#### Task to complete
Print all the data, keeping every line exactly as it is.

#### A block of data
·····

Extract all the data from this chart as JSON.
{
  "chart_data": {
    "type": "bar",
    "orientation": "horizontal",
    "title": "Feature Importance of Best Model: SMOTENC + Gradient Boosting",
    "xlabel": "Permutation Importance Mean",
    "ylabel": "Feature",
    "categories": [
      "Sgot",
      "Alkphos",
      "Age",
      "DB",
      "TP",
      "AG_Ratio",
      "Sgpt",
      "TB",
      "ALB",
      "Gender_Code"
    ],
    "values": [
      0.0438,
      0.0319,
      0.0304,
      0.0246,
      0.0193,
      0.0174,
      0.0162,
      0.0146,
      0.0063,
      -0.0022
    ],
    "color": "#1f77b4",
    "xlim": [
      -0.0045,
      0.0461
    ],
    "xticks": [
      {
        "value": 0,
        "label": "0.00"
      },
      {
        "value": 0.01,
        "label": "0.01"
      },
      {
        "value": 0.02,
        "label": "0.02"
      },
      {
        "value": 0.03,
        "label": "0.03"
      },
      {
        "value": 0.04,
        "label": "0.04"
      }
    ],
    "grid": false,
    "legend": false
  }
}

·····

#### Result of the task
Extract all the data from this chart as JSON.
{
  "chart_data": {
    "type": "bar",
    "orientation": "horizontal",
    "title": "Feature Importance of Best Model: SMOTENC + Gradient Boosting",
    "xlabel": "Permutation Importance Mean",
    "ylabel": "Feature",
    "categories": [
      "Sgot",
      "Alkphos",
      "Age",
      "DB",
      "TP",
      "AG_Ratio",
      "Sgpt",
      "TB",
      "ALB",
      "Gender_Code"
    ],
    "values": [
      0.0438,
      0.0319,
      0.0304,
      0.0246,
      0.0193,
      0.0174,
      0.0162,
      0.0146,
      0.0063,
      -0.0022
    ],
    "color": "#1f77b4",
    "xlim": [
      -0.0045,
      0.0461
    ],
    "xticks": [
      {
        "value": 0,
        "label": "0.00"
      },
      {
        "value": 0.01,
        "label": "0.01"
      },
      {
        "value": 0.02,
        "label": "0.02"
      },
      {
        "value": 0.03,
        "label": "0.03"
      },
      {
        "value": 0.04,
        "label": "0.04"
      }
    ],
    "grid": false,
    "legend": false
  }
}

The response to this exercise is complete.